-- Start Data supplied --
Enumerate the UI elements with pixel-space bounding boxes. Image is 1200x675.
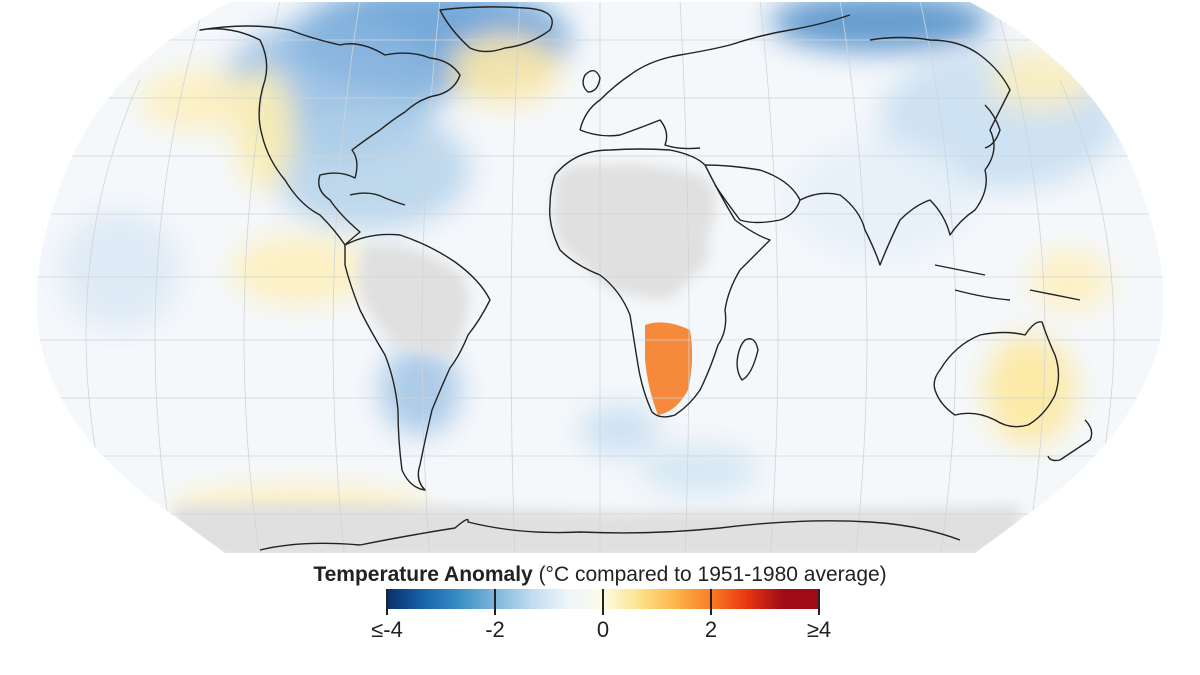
- coast-british-isles: [582, 70, 601, 93]
- legend-color-stop: [747, 589, 784, 609]
- coast-africa: [549, 148, 771, 418]
- legend-label-zero: 0: [596, 617, 610, 642]
- legend-label-min: ≤-4: [371, 617, 403, 642]
- coast-australia: [933, 321, 1060, 428]
- legend-color-stop: [567, 589, 604, 609]
- legend-color-stop: [639, 589, 676, 609]
- legend-tick-max: [818, 589, 820, 615]
- anomaly-northeast-pacific: [140, 70, 260, 130]
- legend-tick-pos2: [710, 589, 712, 615]
- legend-tick-zero: [602, 589, 604, 615]
- no-data-south-america-interior: [358, 243, 470, 355]
- anomaly-southern-ocean: [640, 445, 760, 495]
- legend-title-bold: Temperature Anomaly: [313, 563, 533, 586]
- coast-south-america: [344, 233, 491, 491]
- anomaly-east-australia: [985, 335, 1075, 445]
- legend-color-stop: [387, 589, 424, 609]
- legend-tick-neg2: [494, 589, 496, 615]
- coast-indonesia: [934, 264, 1081, 301]
- coastlines: [199, 6, 1093, 551]
- anomaly-north-atlantic: [450, 35, 560, 105]
- anomaly-siberia: [770, 2, 990, 52]
- anomaly-western-pacific: [1030, 250, 1110, 310]
- coast-antarctica: [259, 518, 961, 551]
- world-map: [36, 2, 1164, 553]
- anomaly-north-america-east: [270, 110, 470, 230]
- legend-color-stop: [603, 589, 640, 609]
- legend-color-stop: [423, 589, 460, 609]
- legend-tick-min: [386, 589, 388, 615]
- anomaly-east-pacific: [60, 210, 180, 330]
- legend-label-neg2: -2: [485, 617, 505, 642]
- legend-label-max: ≥4: [806, 617, 832, 642]
- map-legend: Temperature Anomaly (°C compared to 1951…: [0, 555, 1200, 665]
- coast-new-zealand: [1047, 419, 1093, 462]
- anomaly-india-region: [790, 140, 970, 260]
- legend-color-stop: [783, 589, 820, 609]
- no-data-regions: [175, 163, 1020, 553]
- legend-title-rest: (°C compared to 1951-1980 average): [532, 563, 887, 586]
- anomaly-tropical-pacific: [230, 235, 370, 305]
- anomaly-argentina: [380, 345, 460, 435]
- coast-north-america: [199, 25, 461, 246]
- no-data-antarctica: [175, 503, 1020, 553]
- graticule: [36, 2, 1164, 553]
- anomaly-southern-africa-warm: [645, 322, 693, 415]
- legend-color-stop: [495, 589, 532, 609]
- legend-color-stop: [711, 589, 748, 609]
- coast-japan: [984, 104, 1001, 149]
- no-data-north-central-africa: [552, 163, 716, 300]
- coast-caribbean: [349, 192, 406, 206]
- legend-color-bar: [387, 589, 820, 609]
- coast-greenland: [439, 6, 553, 53]
- legend-color-stop: [531, 589, 568, 609]
- legend-color-stop: [675, 589, 712, 609]
- coast-asia: [799, 36, 1011, 266]
- anomaly-south-atlantic: [580, 405, 660, 455]
- coast-europe: [579, 14, 851, 150]
- legend-title: Temperature Anomaly (°C compared to 1951…: [0, 563, 1200, 587]
- legend-color-stop: [459, 589, 496, 609]
- legend-label-pos2: 2: [704, 617, 718, 642]
- coast-madagascar: [736, 338, 759, 381]
- coast-arabia: [704, 164, 801, 224]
-- End Data supplied --
## What you need to do
Copy the lines above word for word, leaving out the pictures.

## Output for this task
Enumerate the UI elements with pixel-space bounding boxes. Image is 1200x675.
- coast-british-isles: [582, 70, 601, 93]
- legend-color-stop: [747, 589, 784, 609]
- coast-africa: [549, 148, 771, 418]
- legend-label-zero: 0: [596, 617, 610, 642]
- legend-label-min: ≤-4: [371, 617, 403, 642]
- coast-australia: [933, 321, 1060, 428]
- legend-color-stop: [567, 589, 604, 609]
- legend-color-stop: [639, 589, 676, 609]
- legend-tick-max: [818, 589, 820, 615]
- anomaly-northeast-pacific: [140, 70, 260, 130]
- legend-tick-pos2: [710, 589, 712, 615]
- legend-tick-zero: [602, 589, 604, 615]
- no-data-south-america-interior: [358, 243, 470, 355]
- anomaly-southern-ocean: [640, 445, 760, 495]
- legend-title-bold: Temperature Anomaly: [313, 563, 533, 586]
- coast-south-america: [344, 233, 491, 491]
- anomaly-east-australia: [985, 335, 1075, 445]
- legend-color-stop: [387, 589, 424, 609]
- legend-tick-neg2: [494, 589, 496, 615]
- coast-indonesia: [934, 264, 1081, 301]
- coastlines: [199, 6, 1093, 551]
- anomaly-north-atlantic: [450, 35, 560, 105]
- anomaly-siberia: [770, 2, 990, 52]
- anomaly-western-pacific: [1030, 250, 1110, 310]
- coast-antarctica: [259, 518, 961, 551]
- world-map: [36, 2, 1164, 553]
- anomaly-north-america-east: [270, 110, 470, 230]
- legend-color-stop: [603, 589, 640, 609]
- legend-color-stop: [423, 589, 460, 609]
- legend-tick-min: [386, 589, 388, 615]
- anomaly-east-pacific: [60, 210, 180, 330]
- legend-label-neg2: -2: [485, 617, 505, 642]
- legend-label-max: ≥4: [806, 617, 832, 642]
- map-legend: Temperature Anomaly (°C compared to 1951…: [0, 555, 1200, 665]
- coast-new-zealand: [1047, 419, 1093, 462]
- anomaly-india-region: [790, 140, 970, 260]
- legend-color-stop: [783, 589, 820, 609]
- no-data-regions: [175, 163, 1020, 553]
- legend-title-rest: (°C compared to 1951-1980 average): [532, 563, 887, 586]
- anomaly-tropical-pacific: [230, 235, 370, 305]
- anomaly-argentina: [380, 345, 460, 435]
- coast-north-america: [199, 25, 461, 246]
- no-data-antarctica: [175, 503, 1020, 553]
- graticule: [36, 2, 1164, 553]
- anomaly-southern-africa-warm: [645, 322, 693, 415]
- legend-color-stop: [495, 589, 532, 609]
- legend-color-stop: [711, 589, 748, 609]
- coast-japan: [984, 104, 1001, 149]
- no-data-north-central-africa: [552, 163, 716, 300]
- coast-caribbean: [349, 192, 406, 206]
- legend-color-bar: [387, 589, 820, 609]
- coast-greenland: [439, 6, 553, 53]
- legend-color-stop: [531, 589, 568, 609]
- legend-color-stop: [675, 589, 712, 609]
- coast-asia: [799, 36, 1011, 266]
- anomaly-south-atlantic: [580, 405, 660, 455]
- coast-europe: [579, 14, 851, 150]
- legend-title: Temperature Anomaly (°C compared to 1951…: [0, 563, 1200, 587]
- legend-color-stop: [459, 589, 496, 609]
- legend-label-pos2: 2: [704, 617, 718, 642]
- coast-madagascar: [736, 338, 759, 381]
- coast-arabia: [704, 164, 801, 224]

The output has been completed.